(Items from a figure collection)
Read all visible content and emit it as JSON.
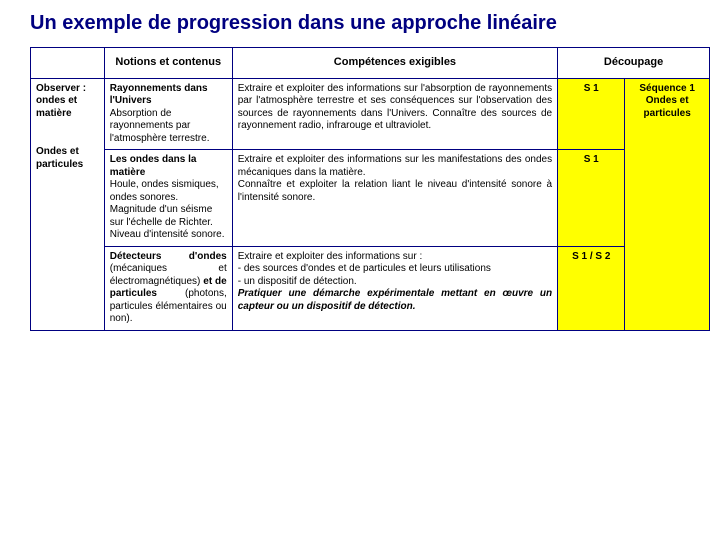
{
  "title": "Un exemple de progression dans une approche linéaire",
  "colors": {
    "title": "#000080",
    "border": "#000080",
    "highlight_bg": "#ffff00",
    "page_bg": "#ffffff",
    "text": "#000000"
  },
  "header": {
    "blank": "",
    "notions": "Notions et contenus",
    "competences": "Compétences exigibles",
    "decoupage": "Découpage"
  },
  "row_header": {
    "line1": "Observer :",
    "line2": "ondes et matière",
    "line3": "Ondes et particules"
  },
  "rows": [
    {
      "notions_title": "Rayonnements dans l'Univers",
      "notions_body": "Absorption de rayonnements par l'atmosphère terrestre.",
      "competences": "Extraire et exploiter des informations sur l'absorption de rayonnements par l'atmosphère terrestre et ses conséquences sur l'observation des sources de rayonnements dans l'Univers. Connaître des sources de rayonnement radio, infrarouge et ultraviolet.",
      "dec1": "S 1"
    },
    {
      "notions_title": "Les ondes dans la matière",
      "notions_body": "Houle, ondes sismiques, ondes sonores.\nMagnitude d'un séisme sur l'échelle de Richter.\nNiveau d'intensité sonore.",
      "competences": "Extraire et exploiter des informations sur les manifestations des ondes mécaniques dans la matière.\nConnaître et exploiter la relation liant le niveau d'intensité sonore à l'intensité sonore.",
      "dec1": "S 1"
    },
    {
      "notions_title_html": "<b>Détecteurs d'ondes</b> (mécaniques et électromagnétiques) <b>et de particules</b> (photons, particules élémentaires ou non).",
      "competences_plain": "Extraire et exploiter des informations sur :\n- des sources d'ondes et de particules et leurs utilisations\n- un dispositif de détection.",
      "competences_italic": "Pratiquer une démarche expérimentale mettant en œuvre un capteur ou un dispositif de détection.",
      "dec1": "S 1 / S 2"
    }
  ],
  "sequence": {
    "line1": "Séquence 1",
    "line2": "Ondes et particules"
  }
}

» Exercise task: Of all the lines above, how many contain "dispositif"? Give the number and nothing more.

» Response below: 2